▶ **RECORDS FOR THE EXERCISE**:

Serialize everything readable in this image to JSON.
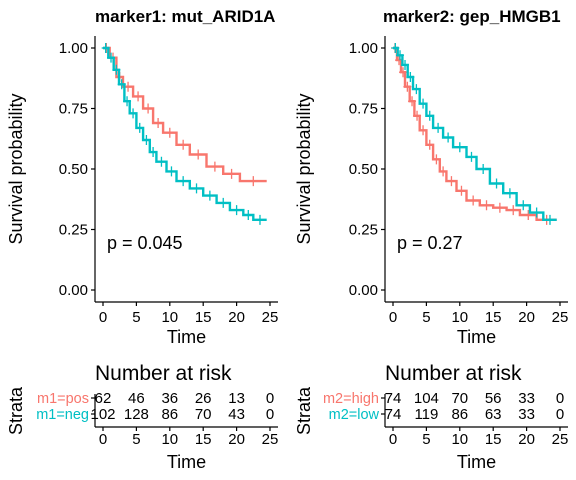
{
  "panels": [
    {
      "title": "marker1: mut_ARID1A",
      "p_value": "p = 0.045",
      "risk_title": "Number at risk",
      "strata_axis_label": "Strata",
      "risk_xlabel": "Time",
      "strata": [
        {
          "label": "m1=pos",
          "color": "#F8766D",
          "counts": [
            "62",
            "46",
            "36",
            "26",
            "13",
            "0"
          ]
        },
        {
          "label": "m1=neg",
          "color": "#00BFC4",
          "counts": [
            "102",
            "128",
            "86",
            "70",
            "43",
            "0"
          ]
        }
      ]
    },
    {
      "title": "marker2: gep_HMGB1",
      "p_value": "p = 0.27",
      "risk_title": "Number at risk",
      "strata_axis_label": "Strata",
      "risk_xlabel": "Time",
      "strata": [
        {
          "label": "m2=high",
          "color": "#F8766D",
          "counts": [
            "74",
            "104",
            "70",
            "56",
            "33",
            "0"
          ]
        },
        {
          "label": "m2=low",
          "color": "#00BFC4",
          "counts": [
            "74",
            "119",
            "86",
            "63",
            "33",
            "0"
          ]
        }
      ]
    }
  ],
  "chart_data": [
    {
      "type": "line",
      "title": "marker1: mut_ARID1A",
      "xlabel": "Time",
      "ylabel": "Survival probability",
      "xlim": [
        0,
        25
      ],
      "ylim": [
        0,
        1
      ],
      "x_ticks": [
        "0",
        "5",
        "10",
        "15",
        "20",
        "25"
      ],
      "y_ticks": [
        "0.00",
        "0.25",
        "0.50",
        "0.75",
        "1.00"
      ],
      "series": [
        {
          "name": "m1=pos",
          "color": "#F8766D",
          "step": true,
          "x": [
            0,
            1.0,
            2.0,
            3.0,
            4.5,
            6.0,
            7.5,
            9.0,
            11.0,
            13.0,
            15.5,
            18.0,
            20.5,
            24.5
          ],
          "y": [
            1.0,
            0.96,
            0.88,
            0.84,
            0.8,
            0.75,
            0.69,
            0.65,
            0.6,
            0.56,
            0.51,
            0.48,
            0.45,
            0.45
          ]
        },
        {
          "name": "m1=neg",
          "color": "#00BFC4",
          "step": true,
          "x": [
            0,
            0.8,
            1.6,
            2.4,
            3.2,
            4.0,
            5.0,
            6.0,
            7.0,
            8.0,
            9.5,
            11.0,
            13.0,
            15.0,
            17.0,
            19.0,
            21.0,
            22.5,
            24.5
          ],
          "y": [
            1.0,
            0.96,
            0.91,
            0.85,
            0.78,
            0.73,
            0.67,
            0.62,
            0.57,
            0.53,
            0.49,
            0.45,
            0.42,
            0.39,
            0.36,
            0.33,
            0.31,
            0.29,
            0.29
          ]
        }
      ]
    },
    {
      "type": "line",
      "title": "marker2: gep_HMGB1",
      "xlabel": "Time",
      "ylabel": "Survival probability",
      "xlim": [
        0,
        25
      ],
      "ylim": [
        0,
        1
      ],
      "x_ticks": [
        "0",
        "5",
        "10",
        "15",
        "20",
        "25"
      ],
      "y_ticks": [
        "0.00",
        "0.25",
        "0.50",
        "0.75",
        "1.00"
      ],
      "series": [
        {
          "name": "m2=high",
          "color": "#F8766D",
          "step": true,
          "x": [
            0,
            0.6,
            1.2,
            1.8,
            2.5,
            3.2,
            4.0,
            5.0,
            6.0,
            7.0,
            8.0,
            9.5,
            11.0,
            13.0,
            15.0,
            17.0,
            19.0,
            21.5,
            24.5
          ],
          "y": [
            1.0,
            0.95,
            0.9,
            0.84,
            0.78,
            0.72,
            0.66,
            0.6,
            0.54,
            0.49,
            0.45,
            0.41,
            0.37,
            0.35,
            0.34,
            0.33,
            0.31,
            0.29,
            0.29
          ]
        },
        {
          "name": "m2=low",
          "color": "#00BFC4",
          "step": true,
          "x": [
            0,
            0.7,
            1.4,
            2.2,
            3.0,
            4.0,
            5.0,
            6.0,
            7.5,
            9.0,
            11.0,
            12.5,
            14.5,
            16.5,
            18.5,
            20.5,
            22.5,
            24.5
          ],
          "y": [
            1.0,
            0.97,
            0.93,
            0.88,
            0.83,
            0.77,
            0.72,
            0.67,
            0.63,
            0.59,
            0.55,
            0.5,
            0.44,
            0.4,
            0.35,
            0.32,
            0.29,
            0.29
          ]
        }
      ]
    }
  ]
}
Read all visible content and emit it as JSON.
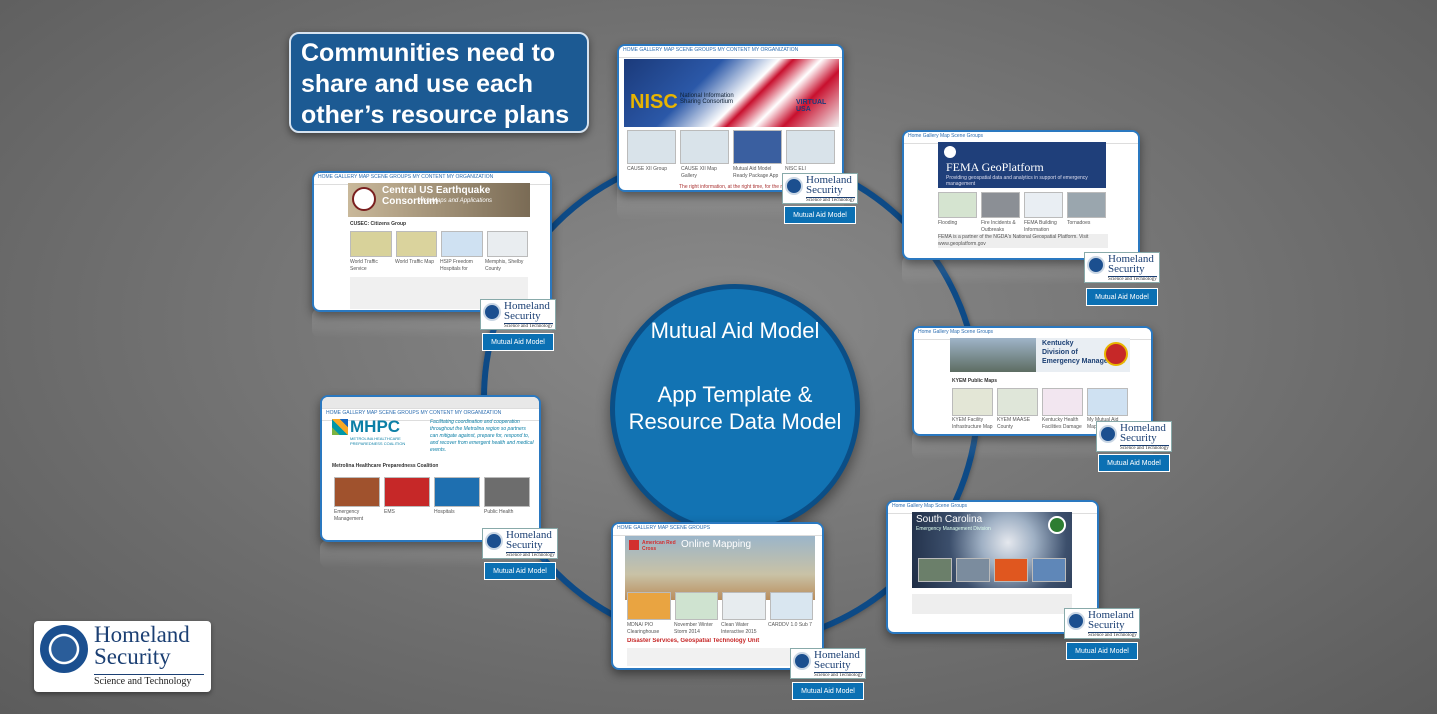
{
  "callout": {
    "text": "Communities need to share and use each other’s resource plans"
  },
  "hub": {
    "line1": "Mutual Aid Model",
    "line2": "App Template & Resource Data Model"
  },
  "badge": {
    "word1": "Homeland",
    "word2": "Security",
    "word3": "Science and Technology",
    "button_label": "Mutual Aid Model"
  },
  "colors": {
    "ring": "#0d4a86",
    "hub": "#1273b3",
    "callout": "#1c5a93",
    "button": "#0b70b3"
  },
  "cards": {
    "nisc": {
      "nav": "HOME  GALLERY  MAP  SCENE  GROUPS  MY CONTENT  MY ORGANIZATION",
      "banner_title": "NISC",
      "banner_sub": "National Information Sharing Consortium",
      "banner_right": "VIRTUAL USA",
      "thumbs": [
        "CAUSE XII Group",
        "CAUSE XII Map Gallery",
        "Mutual Aid Model Ready Package App",
        "NISC ELI"
      ],
      "footer": "The right information, at the right time, for the right people"
    },
    "fema": {
      "nav": "Home  Gallery  Map  Scene  Groups",
      "title": "FEMA GeoPlatform",
      "subtitle": "Providing geospatial data and analytics in support of emergency management",
      "thumbs": [
        "Flooding",
        "Fire Incidents & Outbreaks",
        "FEMA Building Information",
        "Tornadoes"
      ],
      "footer": "FEMA is a partner of the NGDA's National Geospatial Platform. Visit www.geoplatform.gov"
    },
    "ky": {
      "nav": "Home  Gallery  Map  Scene  Groups",
      "title_line1": "Kentucky",
      "title_line2": "Division of",
      "title_line3": "Emergency Management",
      "section": "KYEM Public Maps",
      "thumbs": [
        "KYEM Facility Infrastructure Map",
        "KYEM MAASE County Infrastructure Map",
        "Kentucky Health Facilities Damage Assessment - WB",
        "My Mutual Aid Map"
      ]
    },
    "sc": {
      "nav": "Home  Gallery  Map  Scene  Groups",
      "title": "South Carolina",
      "subtitle": "Emergency Management Division"
    },
    "redcross": {
      "nav": "HOME  GALLERY  MAP  SCENE  GROUPS",
      "brand": "American Red Cross",
      "title": "Online Mapping",
      "thumbs": [
        "MDNA/ PIO Clearinghouse",
        "November Winter Storm 2014",
        "Clean Water Interactive 2015",
        "CARDDV 1.0 Sub 7"
      ],
      "section": "Disaster Services, Geospatial Technology Unit"
    },
    "mhpc": {
      "nav": "HOME  GALLERY  MAP  SCENE  GROUPS  MY CONTENT  MY ORGANIZATION",
      "brand": "MHPC",
      "brand_sub": "METROLINA HEALTHCARE PREPAREDNESS COALITION",
      "tagline": "Facilitating coordination and cooperation throughout the Metrolina region so partners can mitigate against, prepare for, respond to, and recover from emergent health and medical events.",
      "section": "Metrolina Healthcare Preparedness Coalition",
      "thumbs": [
        "Emergency Management",
        "EMS",
        "Hospitals",
        "Public Health"
      ]
    },
    "cusec": {
      "nav": "HOME  GALLERY  MAP  SCENE  GROUPS  MY CONTENT  MY ORGANIZATION",
      "title": "Central US Earthquake Consortium",
      "subtitle": "Web Maps and Applications",
      "section": "CUSEC: Citizens Group",
      "thumbs": [
        "World Traffic Service",
        "World Traffic Map",
        "HSIP Freedom Hospitals for HSEEP Exercises",
        "Memphis, Shelby County Infrastructure Impact Model"
      ]
    }
  }
}
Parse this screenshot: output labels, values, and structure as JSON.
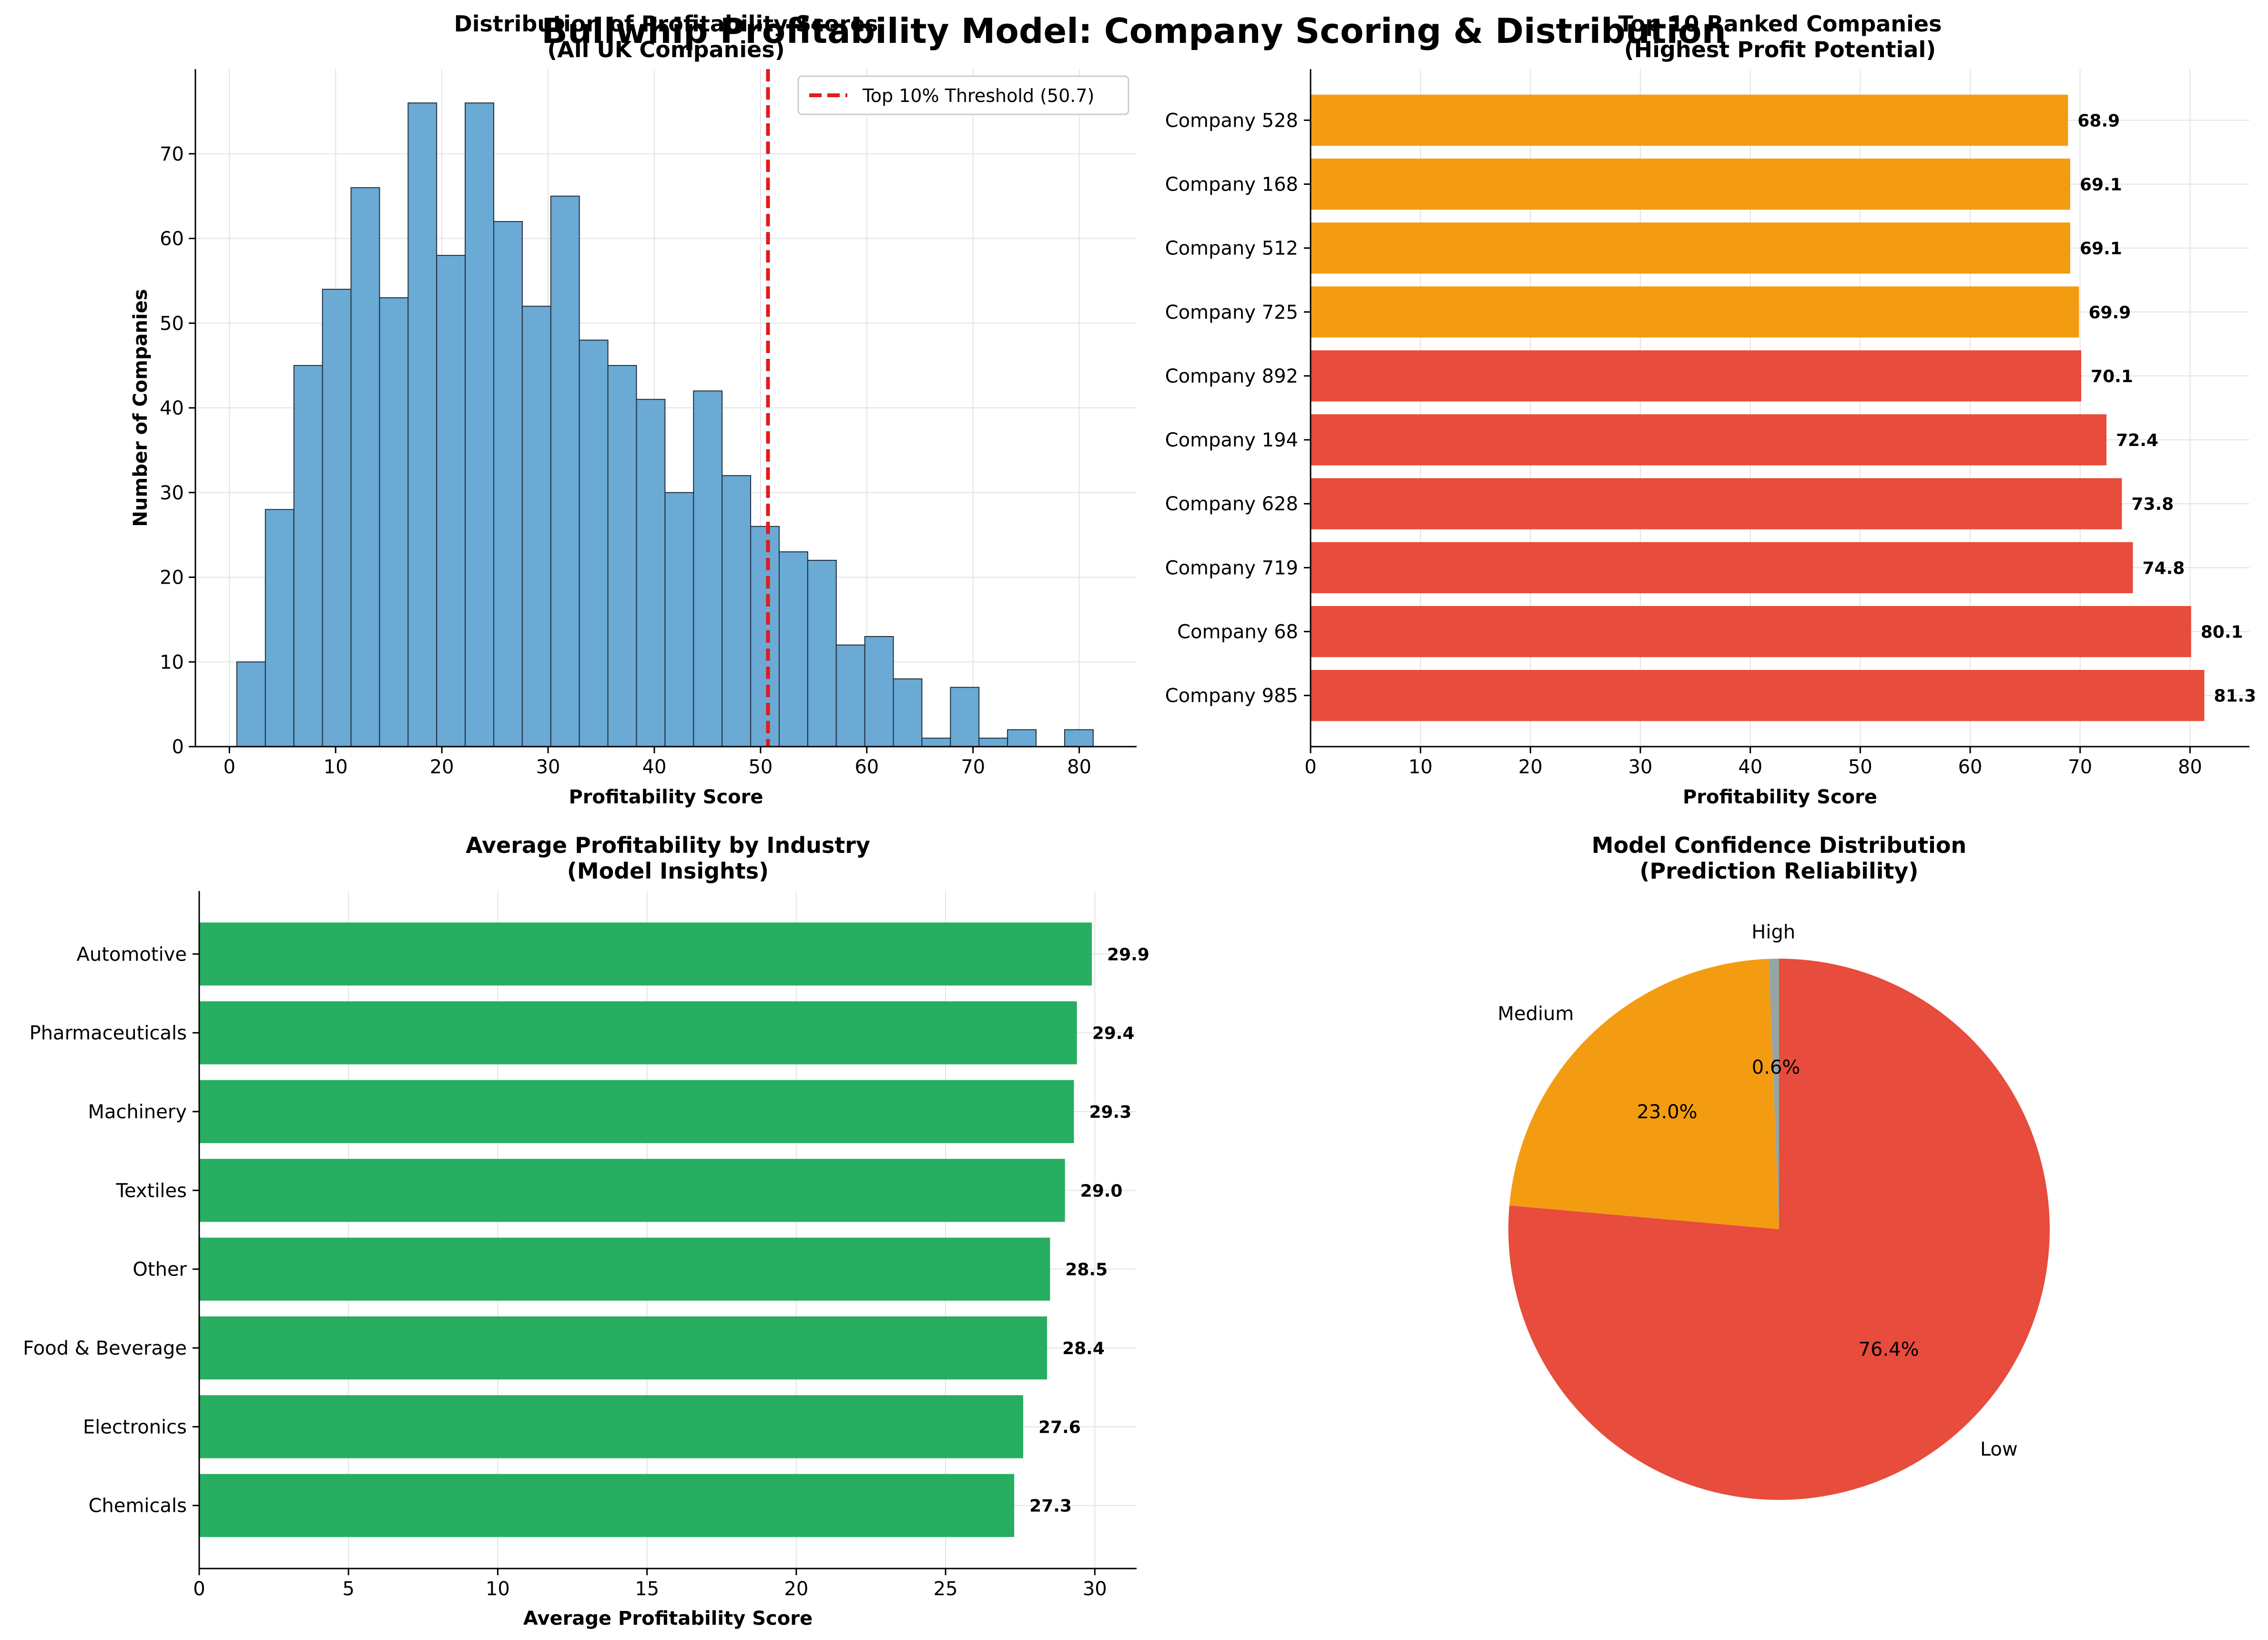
{
  "figure": {
    "suptitle": "Bullwhip Profitability Model: Company Scoring & Distribution"
  },
  "colors": {
    "hist_fill": "#6aaad4",
    "hist_edge": "#1f2f3f",
    "threshold_line": "#e31a1c",
    "top_orange": "#f39c12",
    "top_red": "#e74c3c",
    "industry_green": "#27ae60",
    "pie_low": "#e74c3c",
    "pie_medium": "#f39c12",
    "pie_high": "#95a5a6",
    "grid": "#e3e3e3",
    "axis": "#000000"
  },
  "chart_data": [
    {
      "type": "bar",
      "subtype": "histogram",
      "title": "Distribution of Profitability Scores\n(All UK Companies)",
      "xlabel": "Profitability Score",
      "ylabel": "Number of Companies",
      "xlim": [
        -3.2,
        85.4
      ],
      "ylim": [
        0,
        80
      ],
      "xticks": [
        0,
        10,
        20,
        30,
        40,
        50,
        60,
        70,
        80
      ],
      "yticks": [
        0,
        10,
        20,
        30,
        40,
        50,
        60,
        70
      ],
      "bin_start": 0.7,
      "bin_width": 2.687,
      "counts": [
        10,
        28,
        45,
        54,
        66,
        53,
        76,
        58,
        76,
        62,
        52,
        65,
        48,
        45,
        41,
        30,
        42,
        32,
        26,
        23,
        22,
        12,
        13,
        8,
        1,
        7,
        1,
        2,
        0,
        2
      ],
      "threshold": {
        "value": 50.7,
        "label": "Top 10% Threshold (50.7)"
      },
      "legend": "top-right",
      "grid": true
    },
    {
      "type": "bar",
      "orientation": "horizontal",
      "title": "Top 10 Ranked Companies\n(Highest Profit Potential)",
      "xlabel": "Profitability Score",
      "xlim": [
        0,
        85.4
      ],
      "xticks": [
        0,
        10,
        20,
        30,
        40,
        50,
        60,
        70,
        80
      ],
      "categories": [
        "Company 985",
        "Company 68",
        "Company 719",
        "Company 628",
        "Company 194",
        "Company 892",
        "Company 725",
        "Company 512",
        "Company 168",
        "Company 528"
      ],
      "values": [
        81.3,
        80.1,
        74.8,
        73.8,
        72.4,
        70.1,
        69.9,
        69.1,
        69.1,
        68.9
      ],
      "value_labels": [
        "81.3",
        "80.1",
        "74.8",
        "73.8",
        "72.4",
        "70.1",
        "69.9",
        "69.1",
        "69.1",
        "68.9"
      ],
      "bar_colors": [
        "top_red",
        "top_red",
        "top_red",
        "top_red",
        "top_red",
        "top_red",
        "top_orange",
        "top_orange",
        "top_orange",
        "top_orange"
      ],
      "grid": true
    },
    {
      "type": "bar",
      "orientation": "horizontal",
      "title": "Average Profitability by Industry\n(Model Insights)",
      "xlabel": "Average Profitability Score",
      "xlim": [
        0,
        31.4
      ],
      "xticks": [
        0,
        5,
        10,
        15,
        20,
        25,
        30
      ],
      "categories": [
        "Chemicals",
        "Electronics",
        "Food & Beverage",
        "Other",
        "Textiles",
        "Machinery",
        "Pharmaceuticals",
        "Automotive"
      ],
      "values": [
        27.3,
        27.6,
        28.4,
        28.5,
        29.0,
        29.3,
        29.4,
        29.9
      ],
      "value_labels": [
        "27.3",
        "27.6",
        "28.4",
        "28.5",
        "29.0",
        "29.3",
        "29.4",
        "29.9"
      ],
      "grid": true
    },
    {
      "type": "pie",
      "title": "Model Confidence Distribution\n(Prediction Reliability)",
      "start_angle_deg": 90,
      "slices": [
        {
          "label": "High",
          "value": 0.6,
          "pct_label": "0.6%",
          "color": "pie_high"
        },
        {
          "label": "Medium",
          "value": 23.0,
          "pct_label": "23.0%",
          "color": "pie_medium"
        },
        {
          "label": "Low",
          "value": 76.4,
          "pct_label": "76.4%",
          "color": "pie_low"
        }
      ]
    }
  ]
}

▶ **SET PROBLEM**: Look through the records and count each line that holds "National". Write only the total.

▶ **RESULT OF THE TASK**: 2